== Work to be completed ==
List each line of the data that holds the word "CORRELATION".

>> Begin Extracted information

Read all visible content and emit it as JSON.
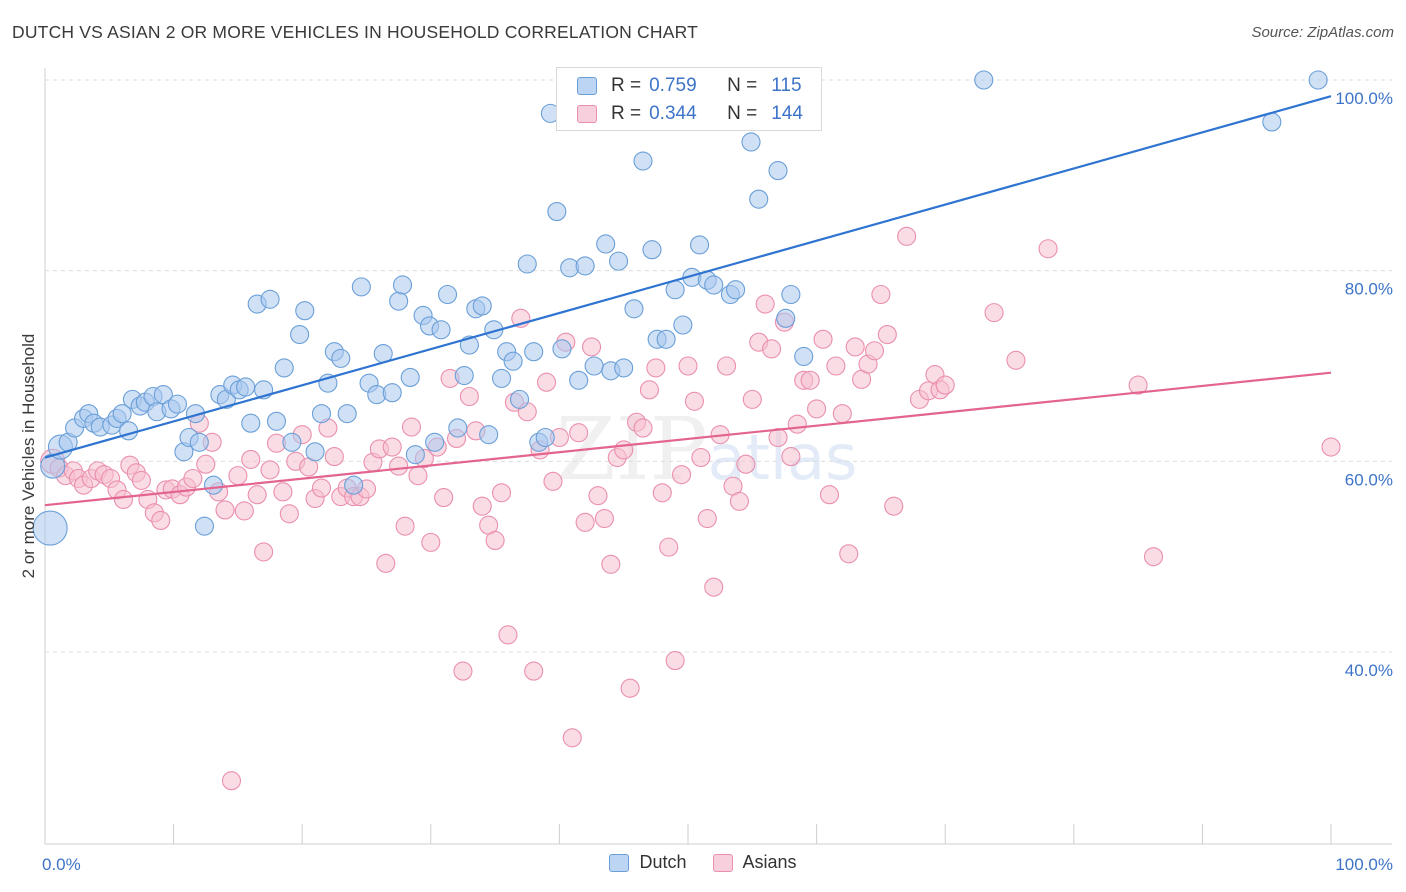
{
  "title": "DUTCH VS ASIAN 2 OR MORE VEHICLES IN HOUSEHOLD CORRELATION CHART",
  "source": "Source: ZipAtlas.com",
  "watermark": {
    "main": "ZIP",
    "sub": "atlas"
  },
  "legend": {
    "dutch": {
      "r_label": "R =",
      "r_value": "0.759",
      "n_label": "N =",
      "n_value": "115"
    },
    "asians": {
      "r_label": "R =",
      "r_value": "0.344",
      "n_label": "N =",
      "n_value": "144"
    }
  },
  "bottom_legend": {
    "dutch": "Dutch",
    "asians": "Asians"
  },
  "colors": {
    "dutch_fill": "#a9c8ee",
    "dutch_stroke": "#6a9fd8",
    "dutch_line": "#2f74d0",
    "asians_fill": "#f6bfd0",
    "asians_stroke": "#ea8fae",
    "asians_line": "#e2648f",
    "grid": "#dcdcdc",
    "tick_label": "#3d74c8"
  },
  "chart_data": {
    "type": "scatter",
    "title": "DUTCH VS ASIAN 2 OR MORE VEHICLES IN HOUSEHOLD CORRELATION CHART",
    "xlabel": "",
    "ylabel": "2 or more Vehicles in Household",
    "xlim": [
      0,
      100
    ],
    "ylim": [
      18,
      102
    ],
    "x_tick_labels": [
      "0.0%",
      "100.0%"
    ],
    "y_ticks": [
      40,
      60,
      80,
      100
    ],
    "y_tick_labels": [
      "40.0%",
      "60.0%",
      "80.0%",
      "100.0%"
    ],
    "grid": true,
    "legend_position": "top-center",
    "series": [
      {
        "name": "Dutch",
        "R": 0.759,
        "N": 115,
        "trend": {
          "x": [
            0,
            100
          ],
          "y": [
            60.4,
            98.3
          ]
        },
        "points": [
          [
            0.4,
            53
          ],
          [
            0.6,
            59.5
          ],
          [
            1.2,
            61.5
          ],
          [
            1.8,
            62
          ],
          [
            2.3,
            63.5
          ],
          [
            3.0,
            64.5
          ],
          [
            3.4,
            65
          ],
          [
            3.8,
            64
          ],
          [
            4.3,
            63.6
          ],
          [
            5.2,
            63.8
          ],
          [
            5.6,
            64.5
          ],
          [
            6.0,
            65
          ],
          [
            6.5,
            63.2
          ],
          [
            6.8,
            66.5
          ],
          [
            7.4,
            65.8
          ],
          [
            7.8,
            66.2
          ],
          [
            8.4,
            66.8
          ],
          [
            8.7,
            65.2
          ],
          [
            9.2,
            67
          ],
          [
            9.8,
            65.5
          ],
          [
            10.3,
            66
          ],
          [
            10.8,
            61
          ],
          [
            11.2,
            62.5
          ],
          [
            11.7,
            65
          ],
          [
            12.0,
            62
          ],
          [
            12.4,
            53.2
          ],
          [
            13.1,
            57.5
          ],
          [
            13.6,
            67
          ],
          [
            14.1,
            66.5
          ],
          [
            14.6,
            68
          ],
          [
            15.1,
            67.5
          ],
          [
            15.6,
            67.8
          ],
          [
            16.0,
            64
          ],
          [
            16.5,
            76.5
          ],
          [
            17.0,
            67.5
          ],
          [
            17.5,
            77
          ],
          [
            18.0,
            64.2
          ],
          [
            18.6,
            69.8
          ],
          [
            19.2,
            62
          ],
          [
            19.8,
            73.3
          ],
          [
            20.2,
            75.8
          ],
          [
            21.0,
            61
          ],
          [
            21.5,
            65
          ],
          [
            22.0,
            68.2
          ],
          [
            22.5,
            71.5
          ],
          [
            23.0,
            70.8
          ],
          [
            23.5,
            65
          ],
          [
            24.0,
            57.5
          ],
          [
            24.6,
            78.3
          ],
          [
            25.2,
            68.2
          ],
          [
            25.8,
            67
          ],
          [
            26.3,
            71.3
          ],
          [
            27.0,
            67.2
          ],
          [
            27.5,
            76.8
          ],
          [
            27.8,
            78.5
          ],
          [
            28.4,
            68.8
          ],
          [
            28.8,
            60.7
          ],
          [
            29.4,
            75.3
          ],
          [
            29.9,
            74.2
          ],
          [
            30.3,
            62
          ],
          [
            30.8,
            73.8
          ],
          [
            31.3,
            77.5
          ],
          [
            32.1,
            63.5
          ],
          [
            32.6,
            69
          ],
          [
            33.0,
            72.2
          ],
          [
            33.5,
            76
          ],
          [
            34.0,
            76.3
          ],
          [
            34.5,
            62.8
          ],
          [
            34.9,
            73.8
          ],
          [
            35.5,
            68.7
          ],
          [
            35.9,
            71.5
          ],
          [
            36.4,
            70.5
          ],
          [
            36.9,
            66.5
          ],
          [
            37.5,
            80.7
          ],
          [
            38.0,
            71.5
          ],
          [
            38.4,
            62
          ],
          [
            38.9,
            62.5
          ],
          [
            39.3,
            96.5
          ],
          [
            39.8,
            86.2
          ],
          [
            40.2,
            71.8
          ],
          [
            40.8,
            80.3
          ],
          [
            41.5,
            68.5
          ],
          [
            42.0,
            80.5
          ],
          [
            42.7,
            70
          ],
          [
            43.6,
            82.8
          ],
          [
            44.0,
            69.5
          ],
          [
            44.6,
            81
          ],
          [
            45.0,
            69.8
          ],
          [
            45.8,
            76
          ],
          [
            46.5,
            91.5
          ],
          [
            47.2,
            82.2
          ],
          [
            47.6,
            72.8
          ],
          [
            48.3,
            72.8
          ],
          [
            49.0,
            78
          ],
          [
            49.6,
            74.3
          ],
          [
            50.3,
            79.3
          ],
          [
            50.9,
            82.7
          ],
          [
            51.5,
            79
          ],
          [
            52.0,
            78.5
          ],
          [
            52.8,
            100
          ],
          [
            53.3,
            77.5
          ],
          [
            53.7,
            78
          ],
          [
            54.9,
            93.5
          ],
          [
            55.5,
            87.5
          ],
          [
            57.0,
            90.5
          ],
          [
            57.6,
            75
          ],
          [
            58.0,
            77.5
          ],
          [
            59.0,
            71
          ],
          [
            73.0,
            100
          ],
          [
            99.0,
            100
          ],
          [
            95.4,
            95.6
          ]
        ]
      },
      {
        "name": "Asians",
        "R": 0.344,
        "N": 144,
        "trend": {
          "x": [
            0,
            100
          ],
          "y": [
            55.4,
            69.3
          ]
        },
        "points": [
          [
            0.6,
            60
          ],
          [
            1.1,
            59.3
          ],
          [
            1.6,
            58.5
          ],
          [
            2.2,
            59
          ],
          [
            2.6,
            58.2
          ],
          [
            3.0,
            57.5
          ],
          [
            3.6,
            58.2
          ],
          [
            4.1,
            59
          ],
          [
            4.6,
            58.6
          ],
          [
            5.1,
            58.2
          ],
          [
            5.6,
            57
          ],
          [
            6.1,
            56
          ],
          [
            6.6,
            59.6
          ],
          [
            7.1,
            58.8
          ],
          [
            7.5,
            58
          ],
          [
            8.0,
            56
          ],
          [
            8.5,
            54.6
          ],
          [
            9.0,
            53.8
          ],
          [
            9.4,
            57
          ],
          [
            9.9,
            57.1
          ],
          [
            10.5,
            56.5
          ],
          [
            11.0,
            57.3
          ],
          [
            11.5,
            58.2
          ],
          [
            12.0,
            64
          ],
          [
            12.5,
            59.7
          ],
          [
            13.0,
            62
          ],
          [
            13.5,
            56.8
          ],
          [
            14.0,
            54.9
          ],
          [
            14.5,
            26.5
          ],
          [
            15.0,
            58.5
          ],
          [
            15.5,
            54.8
          ],
          [
            16.0,
            60.2
          ],
          [
            16.5,
            56.5
          ],
          [
            17.0,
            50.5
          ],
          [
            17.5,
            59.1
          ],
          [
            18.0,
            61.9
          ],
          [
            18.5,
            56.8
          ],
          [
            19.0,
            54.5
          ],
          [
            19.5,
            60
          ],
          [
            20.0,
            62.8
          ],
          [
            20.5,
            59.4
          ],
          [
            21.0,
            56.1
          ],
          [
            21.5,
            57.2
          ],
          [
            22.0,
            63.5
          ],
          [
            22.5,
            60.5
          ],
          [
            23.0,
            56.3
          ],
          [
            23.5,
            57.2
          ],
          [
            24.0,
            56.3
          ],
          [
            24.5,
            56.3
          ],
          [
            25.0,
            57.1
          ],
          [
            25.5,
            59.9
          ],
          [
            26.0,
            61.3
          ],
          [
            26.5,
            49.3
          ],
          [
            27.0,
            61.5
          ],
          [
            27.5,
            59.5
          ],
          [
            28.0,
            53.2
          ],
          [
            28.5,
            63.6
          ],
          [
            29.0,
            58.5
          ],
          [
            29.5,
            60.3
          ],
          [
            30.0,
            51.5
          ],
          [
            30.5,
            61.5
          ],
          [
            31.0,
            56.2
          ],
          [
            31.5,
            68.7
          ],
          [
            32.0,
            62.4
          ],
          [
            32.5,
            38
          ],
          [
            33.0,
            66.8
          ],
          [
            33.5,
            63.2
          ],
          [
            34.0,
            55.3
          ],
          [
            34.5,
            53.3
          ],
          [
            35.0,
            51.7
          ],
          [
            35.5,
            56.7
          ],
          [
            36.0,
            41.8
          ],
          [
            36.5,
            66.2
          ],
          [
            37.0,
            75
          ],
          [
            37.5,
            65.2
          ],
          [
            38.0,
            38
          ],
          [
            38.5,
            61.2
          ],
          [
            39.0,
            68.3
          ],
          [
            39.5,
            57.9
          ],
          [
            40.0,
            62.5
          ],
          [
            40.5,
            72.5
          ],
          [
            41.0,
            31
          ],
          [
            41.5,
            63
          ],
          [
            42.0,
            53.6
          ],
          [
            42.5,
            72
          ],
          [
            43.0,
            56.4
          ],
          [
            43.5,
            54
          ],
          [
            44.0,
            49.2
          ],
          [
            44.5,
            60.4
          ],
          [
            45.0,
            61.2
          ],
          [
            45.5,
            36.2
          ],
          [
            46.0,
            64.1
          ],
          [
            46.5,
            63.5
          ],
          [
            47.0,
            67.5
          ],
          [
            47.5,
            69.8
          ],
          [
            48.0,
            56.7
          ],
          [
            48.5,
            51
          ],
          [
            49.0,
            39.1
          ],
          [
            49.5,
            58.6
          ],
          [
            50.0,
            70
          ],
          [
            50.5,
            66.3
          ],
          [
            51.0,
            60.4
          ],
          [
            51.5,
            54
          ],
          [
            52.0,
            46.8
          ],
          [
            52.5,
            62.8
          ],
          [
            53.0,
            70
          ],
          [
            53.5,
            57.4
          ],
          [
            54.0,
            55.8
          ],
          [
            54.5,
            59.7
          ],
          [
            55.0,
            66.5
          ],
          [
            55.5,
            72.5
          ],
          [
            56.0,
            76.5
          ],
          [
            56.5,
            71.8
          ],
          [
            57.0,
            62.5
          ],
          [
            57.5,
            74.6
          ],
          [
            58.0,
            60.5
          ],
          [
            58.5,
            63.9
          ],
          [
            59.0,
            68.5
          ],
          [
            59.5,
            68.5
          ],
          [
            60.0,
            65.5
          ],
          [
            60.5,
            72.8
          ],
          [
            61.0,
            56.5
          ],
          [
            61.5,
            70
          ],
          [
            62.0,
            65
          ],
          [
            62.5,
            50.3
          ],
          [
            63.0,
            72
          ],
          [
            63.5,
            68.6
          ],
          [
            64.0,
            70.2
          ],
          [
            64.5,
            71.6
          ],
          [
            65.0,
            77.5
          ],
          [
            65.5,
            73.3
          ],
          [
            66.0,
            55.3
          ],
          [
            67.0,
            83.6
          ],
          [
            68.0,
            66.5
          ],
          [
            68.7,
            67.4
          ],
          [
            69.2,
            69.1
          ],
          [
            69.6,
            67.5
          ],
          [
            70.0,
            68
          ],
          [
            73.8,
            75.6
          ],
          [
            75.5,
            70.6
          ],
          [
            78.0,
            82.3
          ],
          [
            85.0,
            68
          ],
          [
            86.2,
            50
          ],
          [
            100.0,
            61.5
          ]
        ]
      }
    ]
  }
}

>> End Extracted information

== Exercise solution ==
  "title": "DUTCH VS ASIAN 2 OR MORE VEHICLES IN HOUSEHOLD CORRELATION CHART",
    "title": "DUTCH VS ASIAN 2 OR MORE VEHICLES IN HOUSEHOLD CORRELATION CHART",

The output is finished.